Someone asked me recently about Legendre transforms and I realized there is something I didn't understand.
The basic idea of a Legendre transform is to treat a function instead of a mapping from its original ensemble as a mapping from the ensemble of its derivatives.
To do so the function is to be convex (or concave) on the original domain. Why? There is an easy formal demonstration but intuitively it is because if the function is convex (concave) its derivative is strictly increasing (decreasing) hence the (Legendre) transformed function will never give two different mappings for the same value of the derivative. i.e. $f(x) \neq f(y) \,\,\text{for } x = y$ (not a function).
Anyways, Legendre transforms are often used in thermodynamics and mechanics. For example instead of describing the energy as a function of the entropy, for obvious experimentalist reasons one would rather describe it as a function of the temperature. This can be attempted because the temperature is the derivative of the energy wrt. entropy
$$ T = \frac{\partial U}{\partial S}. $$
Now according to what is said above how can one be sure that the energy is a convex (concave) function of the entropy (or the volume)?

*EXTRACTED RECORDS*.

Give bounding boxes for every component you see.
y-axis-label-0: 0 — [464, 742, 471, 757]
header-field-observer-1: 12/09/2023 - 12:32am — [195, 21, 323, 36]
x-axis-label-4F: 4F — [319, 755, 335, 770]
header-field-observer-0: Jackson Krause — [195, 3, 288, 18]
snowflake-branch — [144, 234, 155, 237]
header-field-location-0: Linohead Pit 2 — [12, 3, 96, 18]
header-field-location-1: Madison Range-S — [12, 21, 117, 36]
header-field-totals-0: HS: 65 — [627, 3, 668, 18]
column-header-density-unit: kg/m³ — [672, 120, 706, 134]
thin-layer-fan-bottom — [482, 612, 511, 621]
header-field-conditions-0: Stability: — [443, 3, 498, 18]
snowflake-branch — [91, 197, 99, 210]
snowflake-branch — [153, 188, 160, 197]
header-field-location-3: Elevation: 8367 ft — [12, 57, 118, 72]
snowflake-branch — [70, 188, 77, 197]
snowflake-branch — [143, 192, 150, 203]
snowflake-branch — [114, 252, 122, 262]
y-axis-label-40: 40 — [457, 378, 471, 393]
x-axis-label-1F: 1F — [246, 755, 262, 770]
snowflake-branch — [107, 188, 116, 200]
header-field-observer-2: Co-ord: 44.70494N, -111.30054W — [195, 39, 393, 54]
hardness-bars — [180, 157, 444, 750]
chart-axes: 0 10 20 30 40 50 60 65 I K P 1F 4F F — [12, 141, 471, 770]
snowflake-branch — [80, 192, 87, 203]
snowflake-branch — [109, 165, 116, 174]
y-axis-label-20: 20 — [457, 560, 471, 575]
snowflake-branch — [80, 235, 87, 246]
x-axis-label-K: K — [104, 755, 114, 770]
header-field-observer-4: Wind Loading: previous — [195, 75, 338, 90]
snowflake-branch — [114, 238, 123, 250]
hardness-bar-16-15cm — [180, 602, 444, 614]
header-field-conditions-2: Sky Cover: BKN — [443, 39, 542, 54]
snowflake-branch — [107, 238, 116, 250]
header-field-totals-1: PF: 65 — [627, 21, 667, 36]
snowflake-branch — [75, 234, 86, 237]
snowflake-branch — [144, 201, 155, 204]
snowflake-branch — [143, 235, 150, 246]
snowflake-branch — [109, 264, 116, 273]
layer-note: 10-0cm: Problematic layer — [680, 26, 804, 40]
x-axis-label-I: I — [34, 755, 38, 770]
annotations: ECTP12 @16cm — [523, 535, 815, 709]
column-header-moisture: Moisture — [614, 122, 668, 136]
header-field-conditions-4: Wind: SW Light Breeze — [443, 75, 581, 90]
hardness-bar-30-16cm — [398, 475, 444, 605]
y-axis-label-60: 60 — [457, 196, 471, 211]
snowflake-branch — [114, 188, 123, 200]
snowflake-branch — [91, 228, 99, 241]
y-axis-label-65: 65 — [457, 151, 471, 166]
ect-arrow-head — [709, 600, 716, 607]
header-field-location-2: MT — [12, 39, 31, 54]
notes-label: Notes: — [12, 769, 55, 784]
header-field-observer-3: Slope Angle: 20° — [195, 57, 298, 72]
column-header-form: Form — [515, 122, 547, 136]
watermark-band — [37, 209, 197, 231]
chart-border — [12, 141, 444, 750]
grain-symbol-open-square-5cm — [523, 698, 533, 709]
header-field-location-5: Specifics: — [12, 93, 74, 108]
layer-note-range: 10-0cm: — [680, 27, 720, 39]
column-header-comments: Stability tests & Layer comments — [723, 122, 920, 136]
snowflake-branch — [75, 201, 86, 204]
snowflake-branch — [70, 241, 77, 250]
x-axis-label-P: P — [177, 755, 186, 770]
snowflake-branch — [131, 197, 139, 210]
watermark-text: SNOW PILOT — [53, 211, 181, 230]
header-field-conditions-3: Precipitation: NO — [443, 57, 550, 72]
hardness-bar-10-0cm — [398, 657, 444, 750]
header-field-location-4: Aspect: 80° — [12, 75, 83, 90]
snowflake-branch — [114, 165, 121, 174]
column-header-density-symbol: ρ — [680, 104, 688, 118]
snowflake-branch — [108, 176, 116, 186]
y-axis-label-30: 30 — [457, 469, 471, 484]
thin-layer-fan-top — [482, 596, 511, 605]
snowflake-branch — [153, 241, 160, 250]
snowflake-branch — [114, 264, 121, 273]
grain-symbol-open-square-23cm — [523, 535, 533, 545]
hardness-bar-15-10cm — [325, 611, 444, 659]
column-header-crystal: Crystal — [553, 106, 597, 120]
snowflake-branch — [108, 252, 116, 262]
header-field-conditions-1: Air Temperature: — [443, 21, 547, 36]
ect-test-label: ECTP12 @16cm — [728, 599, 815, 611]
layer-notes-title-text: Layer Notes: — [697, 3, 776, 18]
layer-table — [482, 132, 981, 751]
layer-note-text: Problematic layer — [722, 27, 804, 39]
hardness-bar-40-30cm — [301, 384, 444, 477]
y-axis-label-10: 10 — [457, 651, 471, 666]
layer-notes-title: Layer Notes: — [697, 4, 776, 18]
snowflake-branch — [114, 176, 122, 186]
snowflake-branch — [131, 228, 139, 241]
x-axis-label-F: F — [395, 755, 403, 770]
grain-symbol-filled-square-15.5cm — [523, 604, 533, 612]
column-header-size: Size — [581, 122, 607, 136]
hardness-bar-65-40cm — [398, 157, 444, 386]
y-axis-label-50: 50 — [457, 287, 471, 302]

*ACTIVITY 1*.
For each statement, decide whether it agrees with the post about Legendre transforms. Answer yes or no and quote the deciding words from the post: (a) Legendre transforms are often used in thermodynamics and mechanics; (b) the function must be periodic on the original domain; (c) temperature is the derivative of the energy with respect to entropy.
*ACTIVITY 2*.
Reproduce the part of the post about Legendre transforms starting at "The basic idea" and ending at "(not a function).".
*ACTIVITY 3*.
Name every physical quantity that the post about Legendre transforms mentions in its thermodynamics discussion.
Rely only on the post about Legendre transforms, not on the entries.

*FINAL ANSWER 1*.
(a) Yes: "Legendre transforms are often used in thermodynamics and mechanics"
(b) No: "the function is to be convex (or concave) on the original domain"
(c) Yes: "the temperature is the derivative of the energy wrt. entropy"

*FINAL ANSWER 2*.
The basic idea of a Legendre transform is to treat a function instead of a mapping from its original ensemble as a mapping from the ensemble of its derivatives.
To do so the function is to be convex (or concave) on the original domain. Why? There is an easy formal demonstration but intuitively it is because if the function is convex (concave) its derivative is strictly increasing (decreasing) hence the (Legendre) transformed function will never give two different mappings for the same value of the derivative. i.e. $f(x) \neq f(y) \,\,\text{for } x = y$ (not a function).

*FINAL ANSWER 3*.
energy, entropy, temperature, volume